# Task instructions
Extract every line below that contains the word "varusmiesten".

[Extracted records]
>> START
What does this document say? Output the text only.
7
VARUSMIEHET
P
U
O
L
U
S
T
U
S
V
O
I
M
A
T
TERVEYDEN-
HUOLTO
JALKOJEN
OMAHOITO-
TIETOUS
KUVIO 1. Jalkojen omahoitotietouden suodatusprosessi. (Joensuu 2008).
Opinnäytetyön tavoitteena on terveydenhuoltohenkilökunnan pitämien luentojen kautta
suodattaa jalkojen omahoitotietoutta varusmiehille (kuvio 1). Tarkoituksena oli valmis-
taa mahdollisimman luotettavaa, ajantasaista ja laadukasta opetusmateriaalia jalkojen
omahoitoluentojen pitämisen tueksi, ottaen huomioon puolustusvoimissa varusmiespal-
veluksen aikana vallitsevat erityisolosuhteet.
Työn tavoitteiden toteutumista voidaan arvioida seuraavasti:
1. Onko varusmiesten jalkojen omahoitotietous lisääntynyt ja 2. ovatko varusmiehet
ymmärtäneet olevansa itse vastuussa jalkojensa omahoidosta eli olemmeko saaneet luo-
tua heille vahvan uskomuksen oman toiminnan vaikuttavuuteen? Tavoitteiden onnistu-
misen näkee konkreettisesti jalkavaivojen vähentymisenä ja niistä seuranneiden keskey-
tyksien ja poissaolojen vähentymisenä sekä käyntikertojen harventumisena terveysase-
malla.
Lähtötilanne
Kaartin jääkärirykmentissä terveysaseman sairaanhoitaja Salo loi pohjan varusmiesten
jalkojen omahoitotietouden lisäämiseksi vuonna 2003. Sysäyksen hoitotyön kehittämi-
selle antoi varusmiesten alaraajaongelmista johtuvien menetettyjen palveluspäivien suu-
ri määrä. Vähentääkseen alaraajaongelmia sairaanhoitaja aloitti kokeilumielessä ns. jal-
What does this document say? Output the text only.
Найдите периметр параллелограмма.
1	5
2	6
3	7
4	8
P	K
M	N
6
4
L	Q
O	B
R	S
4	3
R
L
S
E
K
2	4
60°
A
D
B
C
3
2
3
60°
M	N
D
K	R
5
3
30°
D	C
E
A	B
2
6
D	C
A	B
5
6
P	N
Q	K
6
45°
>> END
# Reply
1. Onko varusmiesten jalkojen omahoitotietous lisääntynyt ja 2. ovatko varusmiehet
Kaartin jääkärirykmentissä terveysaseman sairaanhoitaja Salo loi pohjan varusmiesten
selle antoi varusmiesten alaraajaongelmista johtuvien menetettyjen palveluspäivien suu-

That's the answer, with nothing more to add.